- Supplied entries
○ ○ ○ ○

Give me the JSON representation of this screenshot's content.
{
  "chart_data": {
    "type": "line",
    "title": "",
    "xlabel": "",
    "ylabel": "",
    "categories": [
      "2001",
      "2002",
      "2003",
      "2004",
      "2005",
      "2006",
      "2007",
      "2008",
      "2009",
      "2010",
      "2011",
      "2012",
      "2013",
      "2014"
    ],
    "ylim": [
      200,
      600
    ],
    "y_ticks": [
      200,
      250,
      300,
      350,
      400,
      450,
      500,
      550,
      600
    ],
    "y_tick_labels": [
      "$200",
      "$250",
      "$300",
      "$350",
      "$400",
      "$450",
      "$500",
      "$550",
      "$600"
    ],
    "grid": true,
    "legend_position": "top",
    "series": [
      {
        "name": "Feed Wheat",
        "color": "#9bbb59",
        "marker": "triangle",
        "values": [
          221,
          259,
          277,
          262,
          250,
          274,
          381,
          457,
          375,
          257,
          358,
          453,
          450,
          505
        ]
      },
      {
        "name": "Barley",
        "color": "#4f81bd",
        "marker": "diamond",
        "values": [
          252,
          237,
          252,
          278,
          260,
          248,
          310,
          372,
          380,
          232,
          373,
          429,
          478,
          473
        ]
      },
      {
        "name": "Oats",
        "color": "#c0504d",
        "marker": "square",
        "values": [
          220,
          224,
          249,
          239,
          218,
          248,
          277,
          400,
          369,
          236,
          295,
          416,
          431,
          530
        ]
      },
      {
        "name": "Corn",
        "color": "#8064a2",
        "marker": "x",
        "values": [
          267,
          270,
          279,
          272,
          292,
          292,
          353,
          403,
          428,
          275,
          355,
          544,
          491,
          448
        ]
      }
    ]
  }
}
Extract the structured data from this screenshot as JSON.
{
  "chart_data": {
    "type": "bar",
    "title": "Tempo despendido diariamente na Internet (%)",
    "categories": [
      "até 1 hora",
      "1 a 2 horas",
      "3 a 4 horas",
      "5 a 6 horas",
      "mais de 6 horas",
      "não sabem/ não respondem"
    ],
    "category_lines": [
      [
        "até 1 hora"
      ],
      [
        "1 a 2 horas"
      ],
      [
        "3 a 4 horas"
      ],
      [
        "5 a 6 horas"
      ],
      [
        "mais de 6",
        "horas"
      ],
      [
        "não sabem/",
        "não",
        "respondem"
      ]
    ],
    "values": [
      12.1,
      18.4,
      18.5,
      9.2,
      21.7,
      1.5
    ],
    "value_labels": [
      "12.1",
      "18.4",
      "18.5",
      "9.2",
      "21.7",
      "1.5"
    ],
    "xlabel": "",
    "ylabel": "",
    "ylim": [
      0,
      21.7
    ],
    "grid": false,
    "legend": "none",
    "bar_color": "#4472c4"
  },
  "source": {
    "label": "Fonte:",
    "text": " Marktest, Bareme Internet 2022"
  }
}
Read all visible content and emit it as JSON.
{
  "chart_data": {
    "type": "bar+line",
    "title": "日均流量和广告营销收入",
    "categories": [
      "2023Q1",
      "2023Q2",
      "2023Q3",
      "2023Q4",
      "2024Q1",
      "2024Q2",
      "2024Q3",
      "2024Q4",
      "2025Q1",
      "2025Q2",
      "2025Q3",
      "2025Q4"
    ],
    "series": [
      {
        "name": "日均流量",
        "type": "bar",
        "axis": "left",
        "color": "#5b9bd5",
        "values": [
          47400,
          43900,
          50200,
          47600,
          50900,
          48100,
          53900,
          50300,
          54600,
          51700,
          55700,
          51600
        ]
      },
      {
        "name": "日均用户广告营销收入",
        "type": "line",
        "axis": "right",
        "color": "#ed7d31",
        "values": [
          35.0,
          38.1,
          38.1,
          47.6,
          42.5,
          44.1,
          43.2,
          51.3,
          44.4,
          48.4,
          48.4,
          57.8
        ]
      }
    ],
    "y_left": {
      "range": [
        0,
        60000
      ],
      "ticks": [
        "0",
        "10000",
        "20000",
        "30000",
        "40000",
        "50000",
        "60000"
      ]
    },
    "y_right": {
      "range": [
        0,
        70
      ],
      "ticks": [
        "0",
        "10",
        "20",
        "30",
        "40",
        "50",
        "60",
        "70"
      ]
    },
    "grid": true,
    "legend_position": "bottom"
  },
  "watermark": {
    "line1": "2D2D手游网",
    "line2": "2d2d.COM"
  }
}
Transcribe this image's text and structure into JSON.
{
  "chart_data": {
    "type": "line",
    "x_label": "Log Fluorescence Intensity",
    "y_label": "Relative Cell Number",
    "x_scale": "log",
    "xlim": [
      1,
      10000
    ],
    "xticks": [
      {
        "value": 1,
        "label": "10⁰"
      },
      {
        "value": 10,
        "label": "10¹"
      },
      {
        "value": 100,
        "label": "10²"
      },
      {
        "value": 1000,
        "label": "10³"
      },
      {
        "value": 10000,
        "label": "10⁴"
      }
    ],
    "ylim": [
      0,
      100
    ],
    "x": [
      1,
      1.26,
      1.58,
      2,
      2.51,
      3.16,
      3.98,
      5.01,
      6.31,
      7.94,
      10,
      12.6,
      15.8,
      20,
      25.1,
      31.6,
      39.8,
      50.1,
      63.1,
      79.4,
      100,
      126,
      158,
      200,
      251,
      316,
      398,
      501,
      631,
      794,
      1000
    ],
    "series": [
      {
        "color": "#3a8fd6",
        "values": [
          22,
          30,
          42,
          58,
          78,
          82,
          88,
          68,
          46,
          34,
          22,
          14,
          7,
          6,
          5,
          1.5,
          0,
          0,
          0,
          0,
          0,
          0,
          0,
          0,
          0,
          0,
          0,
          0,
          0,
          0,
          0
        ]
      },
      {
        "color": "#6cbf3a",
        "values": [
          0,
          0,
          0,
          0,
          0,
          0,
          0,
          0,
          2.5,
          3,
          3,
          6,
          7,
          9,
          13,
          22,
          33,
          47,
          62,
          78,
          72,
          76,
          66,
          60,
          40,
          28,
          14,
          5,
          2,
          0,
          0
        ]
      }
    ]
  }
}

○ ○ ○ ○

- Requirement
Take the entries and copy them out exactly.

- Result of this task
Give me the JSON representation of this screenshot's content.
{
  "chart_data": {
    "type": "line",
    "title": "",
    "xlabel": "",
    "ylabel": "",
    "categories": [
      "2001",
      "2002",
      "2003",
      "2004",
      "2005",
      "2006",
      "2007",
      "2008",
      "2009",
      "2010",
      "2011",
      "2012",
      "2013",
      "2014"
    ],
    "ylim": [
      200,
      600
    ],
    "y_ticks": [
      200,
      250,
      300,
      350,
      400,
      450,
      500,
      550,
      600
    ],
    "y_tick_labels": [
      "$200",
      "$250",
      "$300",
      "$350",
      "$400",
      "$450",
      "$500",
      "$550",
      "$600"
    ],
    "grid": true,
    "legend_position": "top",
    "series": [
      {
        "name": "Feed Wheat",
        "color": "#9bbb59",
        "marker": "triangle",
        "values": [
          221,
          259,
          277,
          262,
          250,
          274,
          381,
          457,
          375,
          257,
          358,
          453,
          450,
          505
        ]
      },
      {
        "name": "Barley",
        "color": "#4f81bd",
        "marker": "diamond",
        "values": [
          252,
          237,
          252,
          278,
          260,
          248,
          310,
          372,
          380,
          232,
          373,
          429,
          478,
          473
        ]
      },
      {
        "name": "Oats",
        "color": "#c0504d",
        "marker": "square",
        "values": [
          220,
          224,
          249,
          239,
          218,
          248,
          277,
          400,
          369,
          236,
          295,
          416,
          431,
          530
        ]
      },
      {
        "name": "Corn",
        "color": "#8064a2",
        "marker": "x",
        "values": [
          267,
          270,
          279,
          272,
          292,
          292,
          353,
          403,
          428,
          275,
          355,
          544,
          491,
          448
        ]
      }
    ]
  }
}
Extract the structured data from this screenshot as JSON.
{
  "chart_data": {
    "type": "bar",
    "title": "Tempo despendido diariamente na Internet (%)",
    "categories": [
      "até 1 hora",
      "1 a 2 horas",
      "3 a 4 horas",
      "5 a 6 horas",
      "mais de 6 horas",
      "não sabem/ não respondem"
    ],
    "category_lines": [
      [
        "até 1 hora"
      ],
      [
        "1 a 2 horas"
      ],
      [
        "3 a 4 horas"
      ],
      [
        "5 a 6 horas"
      ],
      [
        "mais de 6",
        "horas"
      ],
      [
        "não sabem/",
        "não",
        "respondem"
      ]
    ],
    "values": [
      12.1,
      18.4,
      18.5,
      9.2,
      21.7,
      1.5
    ],
    "value_labels": [
      "12.1",
      "18.4",
      "18.5",
      "9.2",
      "21.7",
      "1.5"
    ],
    "xlabel": "",
    "ylabel": "",
    "ylim": [
      0,
      21.7
    ],
    "grid": false,
    "legend": "none",
    "bar_color": "#4472c4"
  },
  "source": {
    "label": "Fonte:",
    "text": " Marktest, Bareme Internet 2022"
  }
}
Read all visible content and emit it as JSON.
{
  "chart_data": {
    "type": "bar+line",
    "title": "日均流量和广告营销收入",
    "categories": [
      "2023Q1",
      "2023Q2",
      "2023Q3",
      "2023Q4",
      "2024Q1",
      "2024Q2",
      "2024Q3",
      "2024Q4",
      "2025Q1",
      "2025Q2",
      "2025Q3",
      "2025Q4"
    ],
    "series": [
      {
        "name": "日均流量",
        "type": "bar",
        "axis": "left",
        "color": "#5b9bd5",
        "values": [
          47400,
          43900,
          50200,
          47600,
          50900,
          48100,
          53900,
          50300,
          54600,
          51700,
          55700,
          51600
        ]
      },
      {
        "name": "日均用户广告营销收入",
        "type": "line",
        "axis": "right",
        "color": "#ed7d31",
        "values": [
          35.0,
          38.1,
          38.1,
          47.6,
          42.5,
          44.1,
          43.2,
          51.3,
          44.4,
          48.4,
          48.4,
          57.8
        ]
      }
    ],
    "y_left": {
      "range": [
        0,
        60000
      ],
      "ticks": [
        "0",
        "10000",
        "20000",
        "30000",
        "40000",
        "50000",
        "60000"
      ]
    },
    "y_right": {
      "range": [
        0,
        70
      ],
      "ticks": [
        "0",
        "10",
        "20",
        "30",
        "40",
        "50",
        "60",
        "70"
      ]
    },
    "grid": true,
    "legend_position": "bottom"
  },
  "watermark": {
    "line1": "2D2D手游网",
    "line2": "2d2d.COM"
  }
}
Transcribe this image's text and structure into JSON.
{
  "chart_data": {
    "type": "line",
    "x_label": "Log Fluorescence Intensity",
    "y_label": "Relative Cell Number",
    "x_scale": "log",
    "xlim": [
      1,
      10000
    ],
    "xticks": [
      {
        "value": 1,
        "label": "10⁰"
      },
      {
        "value": 10,
        "label": "10¹"
      },
      {
        "value": 100,
        "label": "10²"
      },
      {
        "value": 1000,
        "label": "10³"
      },
      {
        "value": 10000,
        "label": "10⁴"
      }
    ],
    "ylim": [
      0,
      100
    ],
    "x": [
      1,
      1.26,
      1.58,
      2,
      2.51,
      3.16,
      3.98,
      5.01,
      6.31,
      7.94,
      10,
      12.6,
      15.8,
      20,
      25.1,
      31.6,
      39.8,
      50.1,
      63.1,
      79.4,
      100,
      126,
      158,
      200,
      251,
      316,
      398,
      501,
      631,
      794,
      1000
    ],
    "series": [
      {
        "color": "#3a8fd6",
        "values": [
          22,
          30,
          42,
          58,
          78,
          82,
          88,
          68,
          46,
          34,
          22,
          14,
          7,
          6,
          5,
          1.5,
          0,
          0,
          0,
          0,
          0,
          0,
          0,
          0,
          0,
          0,
          0,
          0,
          0,
          0,
          0
        ]
      },
      {
        "color": "#6cbf3a",
        "values": [
          0,
          0,
          0,
          0,
          0,
          0,
          0,
          0,
          2.5,
          3,
          3,
          6,
          7,
          9,
          13,
          22,
          33,
          47,
          62,
          78,
          72,
          76,
          66,
          60,
          40,
          28,
          14,
          5,
          2,
          0,
          0
        ]
      }
    ]
  }
}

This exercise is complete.